____ DATASET RECORDS

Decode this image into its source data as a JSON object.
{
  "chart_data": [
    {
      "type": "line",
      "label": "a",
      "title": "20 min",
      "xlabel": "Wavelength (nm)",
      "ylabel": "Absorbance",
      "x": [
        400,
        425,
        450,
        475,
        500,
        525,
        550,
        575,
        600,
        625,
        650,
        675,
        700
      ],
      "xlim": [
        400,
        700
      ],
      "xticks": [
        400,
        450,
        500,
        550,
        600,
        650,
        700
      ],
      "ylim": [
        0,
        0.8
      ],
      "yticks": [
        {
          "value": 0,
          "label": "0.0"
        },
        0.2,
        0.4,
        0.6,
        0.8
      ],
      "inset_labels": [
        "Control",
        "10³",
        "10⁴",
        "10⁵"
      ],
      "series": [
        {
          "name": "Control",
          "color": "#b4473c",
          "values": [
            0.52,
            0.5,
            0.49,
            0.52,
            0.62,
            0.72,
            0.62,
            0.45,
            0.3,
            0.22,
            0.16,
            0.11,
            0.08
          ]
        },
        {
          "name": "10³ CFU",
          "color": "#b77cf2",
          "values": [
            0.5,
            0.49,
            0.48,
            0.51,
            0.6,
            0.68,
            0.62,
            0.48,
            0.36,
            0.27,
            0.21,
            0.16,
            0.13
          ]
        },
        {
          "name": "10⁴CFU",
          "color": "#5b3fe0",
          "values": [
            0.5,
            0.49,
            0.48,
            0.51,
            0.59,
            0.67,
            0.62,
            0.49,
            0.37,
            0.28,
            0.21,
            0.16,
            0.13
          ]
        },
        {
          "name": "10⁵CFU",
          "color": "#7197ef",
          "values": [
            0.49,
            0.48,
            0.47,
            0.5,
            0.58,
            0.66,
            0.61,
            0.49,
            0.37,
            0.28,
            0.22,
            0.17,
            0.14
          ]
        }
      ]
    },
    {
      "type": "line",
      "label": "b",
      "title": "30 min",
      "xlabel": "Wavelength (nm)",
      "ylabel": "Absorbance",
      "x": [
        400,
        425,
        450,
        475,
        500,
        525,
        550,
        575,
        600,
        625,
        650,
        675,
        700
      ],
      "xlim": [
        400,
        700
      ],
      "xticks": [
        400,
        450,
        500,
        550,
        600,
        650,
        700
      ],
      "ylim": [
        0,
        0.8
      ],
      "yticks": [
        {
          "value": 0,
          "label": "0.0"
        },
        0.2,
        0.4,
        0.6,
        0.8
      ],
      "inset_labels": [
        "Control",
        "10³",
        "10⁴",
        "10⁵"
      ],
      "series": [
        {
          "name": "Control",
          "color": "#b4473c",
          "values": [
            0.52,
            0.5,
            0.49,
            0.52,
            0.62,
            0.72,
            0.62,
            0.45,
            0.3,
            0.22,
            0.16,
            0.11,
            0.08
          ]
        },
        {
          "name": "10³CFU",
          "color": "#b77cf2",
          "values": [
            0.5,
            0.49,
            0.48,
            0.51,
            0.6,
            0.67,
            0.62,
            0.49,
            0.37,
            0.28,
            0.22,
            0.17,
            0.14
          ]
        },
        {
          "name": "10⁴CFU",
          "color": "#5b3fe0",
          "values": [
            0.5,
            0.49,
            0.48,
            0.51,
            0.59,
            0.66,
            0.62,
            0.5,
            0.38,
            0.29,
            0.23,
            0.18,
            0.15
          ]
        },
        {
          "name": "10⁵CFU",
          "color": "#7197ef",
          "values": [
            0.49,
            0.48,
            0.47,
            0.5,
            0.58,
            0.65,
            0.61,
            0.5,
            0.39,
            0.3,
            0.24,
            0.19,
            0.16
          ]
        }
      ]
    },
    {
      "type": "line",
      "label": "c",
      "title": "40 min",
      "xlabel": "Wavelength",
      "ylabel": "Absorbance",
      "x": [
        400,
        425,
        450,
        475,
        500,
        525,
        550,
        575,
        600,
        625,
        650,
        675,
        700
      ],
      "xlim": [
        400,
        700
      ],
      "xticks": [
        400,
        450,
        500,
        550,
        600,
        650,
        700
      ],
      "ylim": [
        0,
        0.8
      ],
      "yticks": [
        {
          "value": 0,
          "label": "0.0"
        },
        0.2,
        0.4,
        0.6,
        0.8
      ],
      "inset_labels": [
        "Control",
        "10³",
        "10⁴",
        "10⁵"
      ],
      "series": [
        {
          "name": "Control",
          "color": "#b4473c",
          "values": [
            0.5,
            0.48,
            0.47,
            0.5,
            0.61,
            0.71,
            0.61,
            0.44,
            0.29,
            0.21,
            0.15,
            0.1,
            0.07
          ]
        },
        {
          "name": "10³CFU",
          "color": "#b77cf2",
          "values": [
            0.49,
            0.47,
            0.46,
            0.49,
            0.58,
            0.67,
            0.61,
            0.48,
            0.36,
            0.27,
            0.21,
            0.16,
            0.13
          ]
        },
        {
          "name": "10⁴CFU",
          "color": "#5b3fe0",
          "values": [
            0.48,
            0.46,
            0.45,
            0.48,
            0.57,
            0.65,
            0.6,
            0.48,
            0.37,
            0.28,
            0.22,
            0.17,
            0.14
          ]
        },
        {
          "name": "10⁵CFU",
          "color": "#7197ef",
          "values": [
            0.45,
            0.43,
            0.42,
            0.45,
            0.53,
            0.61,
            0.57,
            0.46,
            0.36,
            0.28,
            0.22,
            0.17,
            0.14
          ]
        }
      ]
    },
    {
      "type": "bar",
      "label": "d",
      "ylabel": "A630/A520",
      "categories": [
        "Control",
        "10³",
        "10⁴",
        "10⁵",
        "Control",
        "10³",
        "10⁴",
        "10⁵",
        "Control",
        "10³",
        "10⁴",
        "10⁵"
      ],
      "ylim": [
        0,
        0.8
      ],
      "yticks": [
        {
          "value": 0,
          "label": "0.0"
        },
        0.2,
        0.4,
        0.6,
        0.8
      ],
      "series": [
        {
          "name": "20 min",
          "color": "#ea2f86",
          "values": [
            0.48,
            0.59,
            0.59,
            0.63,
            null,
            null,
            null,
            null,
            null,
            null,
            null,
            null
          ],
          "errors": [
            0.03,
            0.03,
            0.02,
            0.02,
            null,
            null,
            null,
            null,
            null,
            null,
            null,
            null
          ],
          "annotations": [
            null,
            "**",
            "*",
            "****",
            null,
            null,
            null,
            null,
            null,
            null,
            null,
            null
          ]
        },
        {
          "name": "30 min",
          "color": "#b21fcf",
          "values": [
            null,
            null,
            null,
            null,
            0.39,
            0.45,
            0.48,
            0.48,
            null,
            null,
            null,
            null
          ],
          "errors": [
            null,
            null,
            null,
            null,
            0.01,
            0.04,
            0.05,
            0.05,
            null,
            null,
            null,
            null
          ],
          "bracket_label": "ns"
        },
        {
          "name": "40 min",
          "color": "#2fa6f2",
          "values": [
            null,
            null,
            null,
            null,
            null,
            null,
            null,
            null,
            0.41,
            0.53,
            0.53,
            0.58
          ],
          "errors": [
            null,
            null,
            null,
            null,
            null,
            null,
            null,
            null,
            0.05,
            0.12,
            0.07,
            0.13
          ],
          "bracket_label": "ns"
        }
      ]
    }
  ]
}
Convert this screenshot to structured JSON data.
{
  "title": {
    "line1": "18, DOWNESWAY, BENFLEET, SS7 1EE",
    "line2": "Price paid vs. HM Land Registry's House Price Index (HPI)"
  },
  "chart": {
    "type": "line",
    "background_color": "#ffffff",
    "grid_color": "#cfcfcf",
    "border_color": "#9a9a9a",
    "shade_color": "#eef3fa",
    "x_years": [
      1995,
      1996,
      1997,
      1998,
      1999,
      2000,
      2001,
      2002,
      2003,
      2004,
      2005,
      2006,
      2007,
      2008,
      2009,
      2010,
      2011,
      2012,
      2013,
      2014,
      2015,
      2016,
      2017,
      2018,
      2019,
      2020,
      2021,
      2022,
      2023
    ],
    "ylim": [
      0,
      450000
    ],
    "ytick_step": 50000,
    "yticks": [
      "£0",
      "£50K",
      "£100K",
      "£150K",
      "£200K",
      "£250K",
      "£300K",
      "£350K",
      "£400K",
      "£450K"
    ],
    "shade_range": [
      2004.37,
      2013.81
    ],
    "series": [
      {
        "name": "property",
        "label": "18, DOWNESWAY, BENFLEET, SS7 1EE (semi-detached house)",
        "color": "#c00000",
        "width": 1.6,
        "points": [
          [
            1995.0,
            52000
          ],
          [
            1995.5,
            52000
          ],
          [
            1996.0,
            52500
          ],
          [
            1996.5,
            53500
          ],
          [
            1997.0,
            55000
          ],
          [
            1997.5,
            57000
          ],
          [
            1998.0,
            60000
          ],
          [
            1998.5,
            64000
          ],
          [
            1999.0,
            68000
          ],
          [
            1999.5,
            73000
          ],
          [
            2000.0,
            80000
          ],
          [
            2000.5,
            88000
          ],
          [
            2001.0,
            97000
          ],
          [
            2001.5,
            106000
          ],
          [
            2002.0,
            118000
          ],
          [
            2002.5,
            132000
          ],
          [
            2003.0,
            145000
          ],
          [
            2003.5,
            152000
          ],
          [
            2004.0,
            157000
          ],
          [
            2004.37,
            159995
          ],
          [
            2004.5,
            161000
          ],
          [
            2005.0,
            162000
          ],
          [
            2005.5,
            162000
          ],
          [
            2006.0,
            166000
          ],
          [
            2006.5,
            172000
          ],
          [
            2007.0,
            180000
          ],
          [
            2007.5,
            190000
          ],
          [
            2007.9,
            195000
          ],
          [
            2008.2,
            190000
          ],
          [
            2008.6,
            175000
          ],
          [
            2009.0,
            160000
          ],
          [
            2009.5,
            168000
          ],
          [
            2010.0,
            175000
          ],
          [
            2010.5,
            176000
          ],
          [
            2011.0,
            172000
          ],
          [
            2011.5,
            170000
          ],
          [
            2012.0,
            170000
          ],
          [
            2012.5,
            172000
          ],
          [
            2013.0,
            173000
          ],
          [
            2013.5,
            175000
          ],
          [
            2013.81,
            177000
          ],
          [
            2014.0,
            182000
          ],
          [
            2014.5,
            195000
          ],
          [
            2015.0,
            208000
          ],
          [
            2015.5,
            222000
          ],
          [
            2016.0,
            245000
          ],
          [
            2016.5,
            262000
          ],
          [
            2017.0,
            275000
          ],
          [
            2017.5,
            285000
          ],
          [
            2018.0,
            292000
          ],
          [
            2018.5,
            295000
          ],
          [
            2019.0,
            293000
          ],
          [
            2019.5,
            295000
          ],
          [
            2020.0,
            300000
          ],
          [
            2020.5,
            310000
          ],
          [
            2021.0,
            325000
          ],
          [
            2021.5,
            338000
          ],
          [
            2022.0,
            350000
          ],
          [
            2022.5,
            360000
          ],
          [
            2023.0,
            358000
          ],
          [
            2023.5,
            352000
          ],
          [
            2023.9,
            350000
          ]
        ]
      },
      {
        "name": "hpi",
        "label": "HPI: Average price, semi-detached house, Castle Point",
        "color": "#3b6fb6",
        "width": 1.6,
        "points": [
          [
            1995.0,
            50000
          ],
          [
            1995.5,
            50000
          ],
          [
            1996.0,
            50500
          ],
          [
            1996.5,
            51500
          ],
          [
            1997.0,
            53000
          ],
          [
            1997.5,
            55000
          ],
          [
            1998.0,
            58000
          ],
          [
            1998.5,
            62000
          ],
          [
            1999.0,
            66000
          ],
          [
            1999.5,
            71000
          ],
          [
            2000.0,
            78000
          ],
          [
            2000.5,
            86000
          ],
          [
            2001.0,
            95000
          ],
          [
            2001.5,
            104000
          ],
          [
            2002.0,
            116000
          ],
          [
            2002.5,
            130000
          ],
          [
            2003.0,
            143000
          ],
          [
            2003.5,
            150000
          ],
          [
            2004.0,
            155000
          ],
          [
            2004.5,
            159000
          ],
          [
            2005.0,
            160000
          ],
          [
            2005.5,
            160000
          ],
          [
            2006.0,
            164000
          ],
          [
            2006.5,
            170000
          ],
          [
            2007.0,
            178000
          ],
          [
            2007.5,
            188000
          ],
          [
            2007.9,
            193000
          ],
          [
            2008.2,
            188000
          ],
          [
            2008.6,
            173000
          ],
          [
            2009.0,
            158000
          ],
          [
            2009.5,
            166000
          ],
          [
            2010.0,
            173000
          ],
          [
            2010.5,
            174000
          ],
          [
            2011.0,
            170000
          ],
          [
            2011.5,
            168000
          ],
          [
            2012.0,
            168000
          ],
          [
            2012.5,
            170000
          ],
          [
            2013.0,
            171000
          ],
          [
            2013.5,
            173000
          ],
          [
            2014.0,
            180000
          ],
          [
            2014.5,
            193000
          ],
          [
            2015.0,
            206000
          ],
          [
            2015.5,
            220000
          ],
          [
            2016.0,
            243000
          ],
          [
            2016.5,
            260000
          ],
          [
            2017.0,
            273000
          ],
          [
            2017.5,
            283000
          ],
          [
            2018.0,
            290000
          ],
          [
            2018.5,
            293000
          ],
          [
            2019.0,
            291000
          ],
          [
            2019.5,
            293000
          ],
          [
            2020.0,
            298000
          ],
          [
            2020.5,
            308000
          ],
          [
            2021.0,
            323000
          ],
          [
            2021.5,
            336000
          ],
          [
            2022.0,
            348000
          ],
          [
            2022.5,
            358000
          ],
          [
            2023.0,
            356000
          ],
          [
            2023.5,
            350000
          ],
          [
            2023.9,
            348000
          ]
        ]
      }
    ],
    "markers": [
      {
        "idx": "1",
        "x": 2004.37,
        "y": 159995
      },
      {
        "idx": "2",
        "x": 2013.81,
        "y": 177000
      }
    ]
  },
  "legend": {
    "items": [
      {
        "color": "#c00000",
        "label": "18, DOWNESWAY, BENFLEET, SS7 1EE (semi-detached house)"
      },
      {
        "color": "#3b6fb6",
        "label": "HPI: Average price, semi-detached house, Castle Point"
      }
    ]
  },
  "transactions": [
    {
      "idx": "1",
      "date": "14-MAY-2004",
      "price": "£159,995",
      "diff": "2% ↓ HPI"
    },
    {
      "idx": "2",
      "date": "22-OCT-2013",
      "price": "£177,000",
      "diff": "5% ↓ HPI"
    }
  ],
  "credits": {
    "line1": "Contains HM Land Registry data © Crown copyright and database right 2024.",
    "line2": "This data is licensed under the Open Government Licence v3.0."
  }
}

________

## AIM OF THE TASK
In the material above, tally every line with the string "Registry" in it, then give that number alone.

## SOLUTION TO THE EXERCISE
2